▶

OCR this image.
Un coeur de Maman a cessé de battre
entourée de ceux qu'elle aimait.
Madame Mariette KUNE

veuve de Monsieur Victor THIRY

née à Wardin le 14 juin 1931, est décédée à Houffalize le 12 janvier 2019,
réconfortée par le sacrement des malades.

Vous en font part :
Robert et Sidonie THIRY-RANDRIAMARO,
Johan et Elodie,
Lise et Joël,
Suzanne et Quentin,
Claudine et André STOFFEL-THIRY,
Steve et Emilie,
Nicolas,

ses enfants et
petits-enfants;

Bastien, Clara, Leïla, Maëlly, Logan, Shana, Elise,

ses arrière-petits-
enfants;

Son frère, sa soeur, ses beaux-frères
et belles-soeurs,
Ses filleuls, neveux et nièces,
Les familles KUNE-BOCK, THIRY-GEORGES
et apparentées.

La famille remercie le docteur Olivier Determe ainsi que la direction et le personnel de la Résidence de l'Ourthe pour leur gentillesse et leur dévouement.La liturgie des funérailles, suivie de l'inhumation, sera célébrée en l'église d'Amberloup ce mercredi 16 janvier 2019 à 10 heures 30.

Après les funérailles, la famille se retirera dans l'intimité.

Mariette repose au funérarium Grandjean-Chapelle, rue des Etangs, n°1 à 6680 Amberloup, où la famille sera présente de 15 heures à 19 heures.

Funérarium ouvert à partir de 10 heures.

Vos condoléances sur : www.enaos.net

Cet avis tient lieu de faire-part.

◀

- WHAT THE TASK ASKS: Reproduce every entry shown above, precisely as it stands.

- WRITTEN RESPONSE:
OCR this image.
Un coeur de Maman a cessé de battre
entourée de ceux qu'elle aimait.
Madame Mariette KUNE

veuve de Monsieur Victor THIRY

née à Wardin le 14 juin 1931, est décédée à Houffalize le 12 janvier 2019,
réconfortée par le sacrement des malades.

Vous en font part :
Robert et Sidonie THIRY-RANDRIAMARO,
Johan et Elodie,
Lise et Joël,
Suzanne et Quentin,
Claudine et André STOFFEL-THIRY,
Steve et Emilie,
Nicolas,

ses enfants et
petits-enfants;

Bastien, Clara, Leïla, Maëlly, Logan, Shana, Elise,

ses arrière-petits-
enfants;

Son frère, sa soeur, ses beaux-frères
et belles-soeurs,
Ses filleuls, neveux et nièces,
Les familles KUNE-BOCK, THIRY-GEORGES
et apparentées.

La famille remercie le docteur Olivier Determe ainsi que la direction et le personnel de la Résidence de l'Ourthe pour leur gentillesse et leur dévouement.La liturgie des funérailles, suivie de l'inhumation, sera célébrée en l'église d'Amberloup ce mercredi 16 janvier 2019 à 10 heures 30.

Après les funérailles, la famille se retirera dans l'intimité.

Mariette repose au funérarium Grandjean-Chapelle, rue des Etangs, n°1 à 6680 Amberloup, où la famille sera présente de 15 heures à 19 heures.

Funérarium ouvert à partir de 10 heures.

Vos condoléances sur : www.enaos.net

Cet avis tient lieu de faire-part.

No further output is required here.